Task goal
Gather each line of the entries below that includes "symbol".

━━━━━ Given records

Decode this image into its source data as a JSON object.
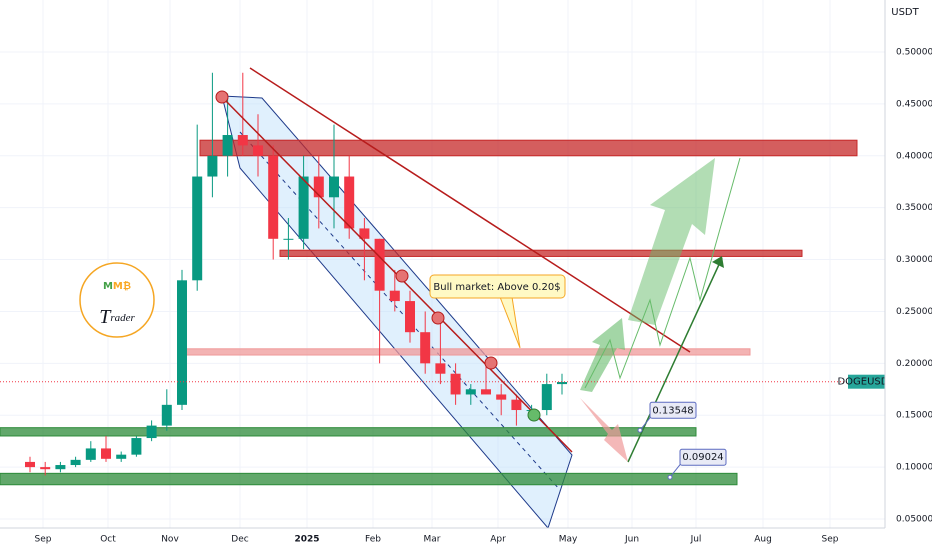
{
  "chart_data": {
    "type": "candlestick",
    "currency": "USDT",
    "symbol": "DOGEUSDT",
    "last_price": 0.18231,
    "x_labels": [
      "Sep",
      "Oct",
      "Nov",
      "Dec",
      "2025",
      "Feb",
      "Mar",
      "Apr",
      "May",
      "Jun",
      "Jul",
      "Aug",
      "Sep"
    ],
    "open": [
      0.105,
      0.1,
      0.098,
      0.102,
      0.107,
      0.118,
      0.108,
      0.112,
      0.128,
      0.14,
      0.16,
      0.28,
      0.38,
      0.4,
      0.42,
      0.41,
      0.4,
      0.32,
      0.32,
      0.38,
      0.36,
      0.38,
      0.33,
      0.32,
      0.27,
      0.26,
      0.23,
      0.2,
      0.19,
      0.17,
      0.175,
      0.17,
      0.165,
      0.155,
      0.155,
      0.18
    ],
    "high": [
      0.11,
      0.105,
      0.105,
      0.11,
      0.125,
      0.13,
      0.115,
      0.13,
      0.145,
      0.175,
      0.29,
      0.43,
      0.48,
      0.46,
      0.48,
      0.44,
      0.41,
      0.34,
      0.4,
      0.4,
      0.43,
      0.4,
      0.34,
      0.32,
      0.29,
      0.27,
      0.25,
      0.24,
      0.2,
      0.18,
      0.2,
      0.18,
      0.17,
      0.16,
      0.19,
      0.19
    ],
    "low": [
      0.095,
      0.092,
      0.095,
      0.1,
      0.105,
      0.105,
      0.105,
      0.11,
      0.125,
      0.135,
      0.155,
      0.27,
      0.36,
      0.38,
      0.4,
      0.38,
      0.3,
      0.3,
      0.31,
      0.33,
      0.33,
      0.32,
      0.28,
      0.2,
      0.25,
      0.22,
      0.19,
      0.18,
      0.16,
      0.16,
      0.17,
      0.15,
      0.14,
      0.15,
      0.15,
      0.17
    ],
    "close": [
      0.1,
      0.098,
      0.102,
      0.107,
      0.118,
      0.108,
      0.112,
      0.128,
      0.14,
      0.16,
      0.28,
      0.38,
      0.4,
      0.42,
      0.41,
      0.4,
      0.32,
      0.32,
      0.38,
      0.36,
      0.38,
      0.33,
      0.32,
      0.27,
      0.26,
      0.23,
      0.2,
      0.19,
      0.17,
      0.175,
      0.17,
      0.165,
      0.155,
      0.155,
      0.18,
      0.182
    ],
    "up_color": "#089981",
    "down_color": "#f23645",
    "ylim": [
      0.05,
      0.5
    ],
    "yticks": [
      {
        "value": 0.05,
        "label": "0.05000"
      },
      {
        "value": 0.1,
        "label": "0.10000"
      },
      {
        "value": 0.15,
        "label": "0.15000"
      },
      {
        "value": 0.2,
        "label": "0.20000"
      },
      {
        "value": 0.25,
        "label": "0.25000"
      },
      {
        "value": 0.3,
        "label": "0.30000"
      },
      {
        "value": 0.35,
        "label": "0.35000"
      },
      {
        "value": 0.4,
        "label": "0.40000"
      },
      {
        "value": 0.45,
        "label": "0.45000"
      },
      {
        "value": 0.5,
        "label": "0.50000"
      }
    ],
    "zones": [
      {
        "low": 0.4,
        "high": 0.415,
        "color": "#c62828"
      },
      {
        "low": 0.303,
        "high": 0.309,
        "color": "#c62828"
      },
      {
        "low": 0.208,
        "high": 0.214,
        "color": "#ef9a9a"
      },
      {
        "low": 0.13,
        "high": 0.138,
        "color": "#2e8b3a"
      },
      {
        "low": 0.083,
        "high": 0.094,
        "color": "#2e8b3a"
      }
    ],
    "price_labels": [
      0.13548,
      0.09024
    ],
    "annotation": "Bull market: Above 0.20$",
    "logo": {
      "letters": [
        "M",
        "M",
        "₿"
      ],
      "caption": [
        "T",
        "rader"
      ]
    }
  }
}
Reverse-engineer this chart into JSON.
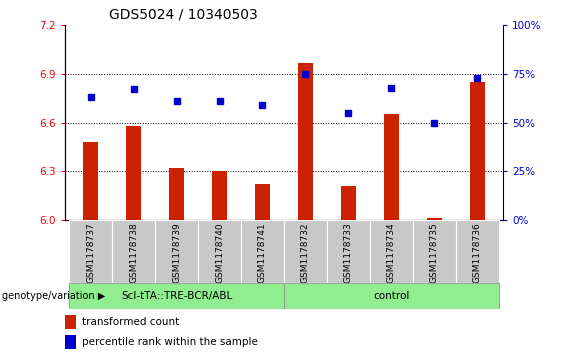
{
  "title": "GDS5024 / 10340503",
  "samples": [
    "GSM1178737",
    "GSM1178738",
    "GSM1178739",
    "GSM1178740",
    "GSM1178741",
    "GSM1178732",
    "GSM1178733",
    "GSM1178734",
    "GSM1178735",
    "GSM1178736"
  ],
  "transformed_count": [
    6.48,
    6.58,
    6.32,
    6.3,
    6.22,
    6.97,
    6.21,
    6.65,
    6.01,
    6.85
  ],
  "percentile_rank": [
    63,
    67,
    61,
    61,
    59,
    75,
    55,
    68,
    50,
    73
  ],
  "ylim_left": [
    6.0,
    7.2
  ],
  "ylim_right": [
    0,
    100
  ],
  "yticks_left": [
    6.0,
    6.3,
    6.6,
    6.9,
    7.2
  ],
  "yticks_right": [
    0,
    25,
    50,
    75,
    100
  ],
  "bar_color": "#cc2200",
  "dot_color": "#0000cc",
  "group1_label": "Scl-tTA::TRE-BCR/ABL",
  "group2_label": "control",
  "group1_count": 5,
  "group2_count": 5,
  "genotype_label": "genotype/variation",
  "legend_bar": "transformed count",
  "legend_dot": "percentile rank within the sample",
  "title_fontsize": 10,
  "tick_fontsize": 7.5,
  "label_fontsize": 8,
  "group_bg_color": "#90ee90",
  "sample_bg_color": "#c8c8c8",
  "right_axis_color": "#0000cc",
  "bar_width": 0.35
}
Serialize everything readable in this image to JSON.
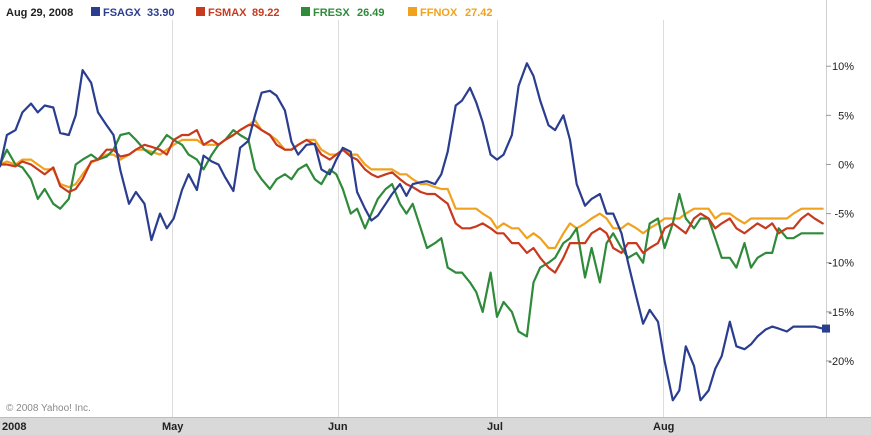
{
  "legend": {
    "date": "Aug 29, 2008",
    "entries": [
      {
        "symbol": "FSAGX",
        "value": "33.90",
        "color": "#2a3d8f"
      },
      {
        "symbol": "FSMAX",
        "value": "89.22",
        "color": "#c83a1e"
      },
      {
        "symbol": "FRESX",
        "value": "26.49",
        "color": "#2f8a3a"
      },
      {
        "symbol": "FFNOX",
        "value": "27.42",
        "color": "#f0a21e"
      }
    ]
  },
  "copyright": "© 2008 Yahoo! Inc.",
  "chart_data": {
    "type": "line",
    "title": "",
    "xlabel": "",
    "ylabel": "",
    "x_ticks": [
      "2008",
      "May",
      "Jun",
      "Jul",
      "Aug"
    ],
    "y_ticks": [
      {
        "value": 10,
        "label": "10%"
      },
      {
        "value": 5,
        "label": "5%"
      },
      {
        "value": 0,
        "label": "0%"
      },
      {
        "value": -5,
        "label": "-5%"
      },
      {
        "value": -10,
        "label": "-10%"
      },
      {
        "value": -15,
        "label": "-15%"
      },
      {
        "value": -20,
        "label": "-20%"
      }
    ],
    "ylim": [
      -25.7,
      14.5
    ],
    "x_range_months": [
      0,
      5
    ],
    "grid": "vertical",
    "legend_position": "top-left",
    "series": [
      {
        "name": "FSAGX",
        "color": "#2a3d8f",
        "last_marker": true,
        "x": [
          0,
          0.04,
          0.09,
          0.13,
          0.18,
          0.22,
          0.26,
          0.31,
          0.35,
          0.4,
          0.44,
          0.48,
          0.53,
          0.57,
          0.62,
          0.66,
          0.7,
          0.75,
          0.79,
          0.84,
          0.88,
          0.93,
          0.97,
          1.01,
          1.06,
          1.1,
          1.15,
          1.19,
          1.24,
          1.28,
          1.32,
          1.37,
          1.41,
          1.46,
          1.5,
          1.54,
          1.59,
          1.63,
          1.68,
          1.72,
          1.76,
          1.81,
          1.86,
          1.9,
          1.95,
          1.99,
          2.03,
          2.08,
          2.12,
          2.17,
          2.21,
          2.25,
          2.3,
          2.34,
          2.39,
          2.43,
          2.47,
          2.52,
          2.56,
          2.61,
          2.65,
          2.69,
          2.74,
          2.78,
          2.83,
          2.87,
          2.91,
          2.96,
          3.0,
          3.04,
          3.09,
          3.13,
          3.18,
          3.22,
          3.26,
          3.31,
          3.35,
          3.4,
          3.44,
          3.48,
          3.53,
          3.57,
          3.62,
          3.66,
          3.7,
          3.75,
          3.79,
          3.84,
          3.88,
          3.92,
          3.97,
          4.01,
          4.06,
          4.1,
          4.14,
          4.19,
          4.23,
          4.28,
          4.32,
          4.36,
          4.41,
          4.45,
          4.5,
          4.54,
          4.58,
          4.63,
          4.67,
          4.71,
          4.76,
          4.8,
          4.85,
          4.89,
          4.93,
          4.98,
          5.0
        ],
        "values": [
          -0.2,
          3.0,
          3.5,
          5.3,
          6.2,
          5.3,
          6.0,
          5.8,
          3.2,
          3.0,
          5.0,
          9.6,
          8.3,
          5.3,
          4.0,
          3.0,
          -0.6,
          -4.0,
          -2.8,
          -4.0,
          -7.7,
          -5.0,
          -6.5,
          -5.5,
          -2.6,
          -1.0,
          -2.6,
          0.9,
          0.3,
          0,
          -1.3,
          -2.7,
          1.7,
          2.4,
          5.0,
          7.3,
          7.5,
          7.0,
          5.5,
          2.3,
          1.0,
          2.0,
          2.1,
          -0.5,
          -1.0,
          0.5,
          1.7,
          1.3,
          -2.8,
          -4.5,
          -5.7,
          -5.2,
          -4.0,
          -3.0,
          -2.0,
          -3.2,
          -2.0,
          -1.8,
          -1.7,
          -2.0,
          -1.0,
          1.3,
          6.0,
          6.5,
          7.8,
          6.3,
          4.3,
          1.0,
          0.5,
          1.0,
          3.0,
          8.0,
          10.3,
          9.0,
          6.5,
          4.0,
          3.5,
          5.0,
          2.5,
          -2.0,
          -4.2,
          -3.5,
          -3.0,
          -5.0,
          -5.0,
          -7.0,
          -10.0,
          -13.5,
          -16.2,
          -14.8,
          -16.0,
          -20.0,
          -24.0,
          -23.0,
          -18.5,
          -20.5,
          -24.0,
          -23.0,
          -20.8,
          -19.5,
          -16.0,
          -18.5,
          -18.8,
          -18.3,
          -17.5,
          -16.8,
          -16.5,
          -16.7,
          -17.0,
          -16.5,
          -16.5,
          -16.5,
          -16.5,
          -16.7,
          -16.7
        ],
        "trim_last": 13
      },
      {
        "name": "FSMAX",
        "color": "#c83a1e",
        "last_marker": false,
        "x": [
          0,
          0.04,
          0.09,
          0.13,
          0.18,
          0.22,
          0.26,
          0.31,
          0.35,
          0.4,
          0.44,
          0.48,
          0.53,
          0.57,
          0.62,
          0.66,
          0.7,
          0.75,
          0.79,
          0.84,
          0.88,
          0.93,
          0.97,
          1.01,
          1.06,
          1.1,
          1.15,
          1.19,
          1.24,
          1.28,
          1.32,
          1.37,
          1.41,
          1.46,
          1.5,
          1.54,
          1.59,
          1.63,
          1.68,
          1.72,
          1.76,
          1.81,
          1.86,
          1.9,
          1.95,
          1.99,
          2.03,
          2.08,
          2.12,
          2.17,
          2.21,
          2.25,
          2.3,
          2.34,
          2.39,
          2.43,
          2.47,
          2.52,
          2.56,
          2.61,
          2.65,
          2.69,
          2.74,
          2.78,
          2.83,
          2.87,
          2.91,
          2.96,
          3.0,
          3.04,
          3.09,
          3.13,
          3.18,
          3.22,
          3.26,
          3.31,
          3.35,
          3.4,
          3.44,
          3.48,
          3.53,
          3.57,
          3.62,
          3.66,
          3.7,
          3.75,
          3.79,
          3.84,
          3.88,
          3.92,
          3.97,
          4.01,
          4.06,
          4.1,
          4.14,
          4.19,
          4.23,
          4.28,
          4.32,
          4.36,
          4.41,
          4.45,
          4.5,
          4.54,
          4.58,
          4.63,
          4.67,
          4.71,
          4.76,
          4.8,
          4.85,
          4.89,
          4.93,
          4.98
        ],
        "values": [
          0,
          0,
          -0.2,
          0.3,
          0,
          -0.5,
          -1.0,
          -0.3,
          -2.2,
          -2.8,
          -2.5,
          -1.5,
          0.3,
          0.5,
          1.5,
          1.5,
          0.8,
          1.0,
          1.5,
          2.0,
          1.8,
          1.5,
          1.0,
          2.5,
          3.0,
          3.0,
          3.5,
          2.0,
          2.5,
          2.0,
          2.5,
          3.0,
          3.5,
          4.0,
          4.0,
          3.5,
          3.0,
          2.0,
          1.5,
          1.5,
          2.0,
          2.5,
          2.0,
          1.0,
          0.5,
          1.0,
          1.5,
          0.8,
          0.5,
          -0.5,
          -1.0,
          -1.3,
          -1.0,
          -0.8,
          -1.5,
          -2.0,
          -2.3,
          -2.8,
          -3.0,
          -3.0,
          -3.5,
          -4.0,
          -6.0,
          -6.5,
          -6.5,
          -6.3,
          -6.0,
          -6.5,
          -7.0,
          -7.0,
          -8.0,
          -8.0,
          -9.0,
          -8.5,
          -9.5,
          -10.5,
          -11.0,
          -9.5,
          -8.0,
          -8.0,
          -8.0,
          -7.0,
          -6.5,
          -7.0,
          -8.5,
          -9.0,
          -8.0,
          -8.0,
          -9.0,
          -8.5,
          -8.0,
          -6.5,
          -6.0,
          -6.5,
          -7.0,
          -5.5,
          -5.0,
          -5.5,
          -6.5,
          -6.0,
          -5.5,
          -6.5,
          -7.0,
          -6.5,
          -6.0,
          -6.5,
          -6.0,
          -7.0,
          -6.5,
          -6.5,
          -5.5,
          -5.0,
          -5.5,
          -6.0
        ]
      },
      {
        "name": "FRESX",
        "color": "#2f8a3a",
        "last_marker": false,
        "x": [
          0,
          0.04,
          0.09,
          0.13,
          0.18,
          0.22,
          0.26,
          0.31,
          0.35,
          0.4,
          0.44,
          0.48,
          0.53,
          0.57,
          0.62,
          0.66,
          0.7,
          0.75,
          0.79,
          0.84,
          0.88,
          0.93,
          0.97,
          1.01,
          1.06,
          1.1,
          1.15,
          1.19,
          1.24,
          1.28,
          1.32,
          1.37,
          1.41,
          1.46,
          1.5,
          1.54,
          1.59,
          1.63,
          1.68,
          1.72,
          1.76,
          1.81,
          1.86,
          1.9,
          1.95,
          1.99,
          2.03,
          2.08,
          2.12,
          2.17,
          2.21,
          2.25,
          2.3,
          2.34,
          2.39,
          2.43,
          2.47,
          2.52,
          2.56,
          2.61,
          2.65,
          2.69,
          2.74,
          2.78,
          2.83,
          2.87,
          2.91,
          2.96,
          3.0,
          3.04,
          3.09,
          3.13,
          3.18,
          3.22,
          3.26,
          3.31,
          3.35,
          3.4,
          3.44,
          3.48,
          3.53,
          3.57,
          3.62,
          3.66,
          3.7,
          3.75,
          3.79,
          3.84,
          3.88,
          3.92,
          3.97,
          4.01,
          4.06,
          4.1,
          4.14,
          4.19,
          4.23,
          4.28,
          4.32,
          4.36,
          4.41,
          4.45,
          4.5,
          4.54,
          4.58,
          4.63,
          4.67,
          4.71,
          4.76,
          4.8,
          4.85,
          4.89,
          4.93,
          4.98
        ],
        "values": [
          0,
          1.5,
          0,
          -0.3,
          -1.5,
          -3.5,
          -2.5,
          -4.0,
          -4.5,
          -3.5,
          0,
          0.5,
          1.0,
          0.5,
          0.8,
          1.5,
          3.0,
          3.2,
          2.5,
          1.5,
          1.0,
          2.0,
          3.0,
          2.5,
          2.0,
          1.0,
          0.5,
          -0.5,
          1.0,
          2.0,
          2.5,
          3.5,
          3.0,
          2.5,
          -0.5,
          -1.5,
          -2.5,
          -1.5,
          -1.0,
          -1.5,
          -0.5,
          0,
          -1.5,
          -2.0,
          -0.5,
          -1.0,
          -2.5,
          -5.0,
          -4.5,
          -6.5,
          -5.0,
          -3.5,
          -2.5,
          -2.0,
          -4.0,
          -5.0,
          -4.0,
          -6.5,
          -8.5,
          -8.0,
          -7.5,
          -10.5,
          -11.0,
          -11.0,
          -12.0,
          -13.0,
          -15.0,
          -11.0,
          -15.5,
          -14.0,
          -15.0,
          -17.0,
          -17.5,
          -12.0,
          -10.5,
          -10.0,
          -9.5,
          -8.0,
          -7.5,
          -6.5,
          -11.5,
          -8.5,
          -12.0,
          -8.0,
          -7.0,
          -8.5,
          -9.5,
          -9.0,
          -10.0,
          -6.0,
          -5.5,
          -8.5,
          -6.0,
          -3.0,
          -5.5,
          -6.5,
          -5.5,
          -5.5,
          -7.5,
          -9.5,
          -9.5,
          -10.5,
          -8.0,
          -10.5,
          -9.5,
          -9.0,
          -9.0,
          -6.5,
          -7.5,
          -7.5,
          -7.0,
          -7.0,
          -7.0,
          -7.0
        ]
      },
      {
        "name": "FFNOX",
        "color": "#f0a21e",
        "last_marker": false,
        "x": [
          0,
          0.04,
          0.09,
          0.13,
          0.18,
          0.22,
          0.26,
          0.31,
          0.35,
          0.4,
          0.44,
          0.48,
          0.53,
          0.57,
          0.62,
          0.66,
          0.7,
          0.75,
          0.79,
          0.84,
          0.88,
          0.93,
          0.97,
          1.01,
          1.06,
          1.1,
          1.15,
          1.19,
          1.24,
          1.28,
          1.32,
          1.37,
          1.41,
          1.46,
          1.5,
          1.54,
          1.59,
          1.63,
          1.68,
          1.72,
          1.76,
          1.81,
          1.86,
          1.9,
          1.95,
          1.99,
          2.03,
          2.08,
          2.12,
          2.17,
          2.21,
          2.25,
          2.3,
          2.34,
          2.39,
          2.43,
          2.47,
          2.52,
          2.56,
          2.61,
          2.65,
          2.69,
          2.74,
          2.78,
          2.83,
          2.87,
          2.91,
          2.96,
          3.0,
          3.04,
          3.09,
          3.13,
          3.18,
          3.22,
          3.26,
          3.31,
          3.35,
          3.4,
          3.44,
          3.48,
          3.53,
          3.57,
          3.62,
          3.66,
          3.7,
          3.75,
          3.79,
          3.84,
          3.88,
          3.92,
          3.97,
          4.01,
          4.06,
          4.1,
          4.14,
          4.19,
          4.23,
          4.28,
          4.32,
          4.36,
          4.41,
          4.45,
          4.5,
          4.54,
          4.58,
          4.63,
          4.67,
          4.71,
          4.76,
          4.8,
          4.85,
          4.89,
          4.93,
          4.98
        ],
        "values": [
          0,
          0.3,
          0,
          0.5,
          0.5,
          0,
          -0.5,
          -0.5,
          -2.0,
          -2.3,
          -2.0,
          -1.0,
          0.2,
          0.5,
          1.0,
          1.0,
          0.5,
          1.0,
          1.5,
          1.5,
          1.3,
          1.0,
          1.5,
          2.0,
          2.5,
          2.5,
          2.5,
          2.0,
          2.0,
          2.0,
          2.5,
          3.0,
          3.5,
          4.0,
          4.5,
          3.5,
          3.0,
          2.5,
          1.5,
          1.5,
          2.0,
          2.5,
          2.5,
          1.5,
          1.0,
          1.0,
          1.5,
          1.0,
          1.0,
          0,
          -0.5,
          -0.5,
          -0.5,
          -0.5,
          -1.0,
          -1.0,
          -1.5,
          -2.0,
          -2.0,
          -2.3,
          -2.5,
          -2.5,
          -4.5,
          -4.5,
          -4.5,
          -4.5,
          -5.0,
          -5.5,
          -6.5,
          -6.0,
          -6.5,
          -6.5,
          -7.5,
          -7.0,
          -7.5,
          -8.5,
          -8.5,
          -7.0,
          -6.0,
          -6.5,
          -6.0,
          -5.5,
          -5.0,
          -5.5,
          -6.5,
          -6.5,
          -6.0,
          -6.5,
          -7.0,
          -6.5,
          -6.0,
          -5.5,
          -5.5,
          -5.5,
          -5.0,
          -4.5,
          -4.5,
          -4.5,
          -5.5,
          -5.0,
          -5.0,
          -5.5,
          -6.0,
          -5.5,
          -5.5,
          -5.5,
          -5.5,
          -5.5,
          -5.5,
          -5.0,
          -4.5,
          -4.5,
          -4.5,
          -4.5
        ]
      }
    ]
  }
}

━━━━━━━━━━

Final result
    "symbol": "DOGEUSDT",
        "symbol": "FSAGX",
        "symbol": "FSMAX",
        "symbol": "FRESX",
        "symbol": "FFNOX",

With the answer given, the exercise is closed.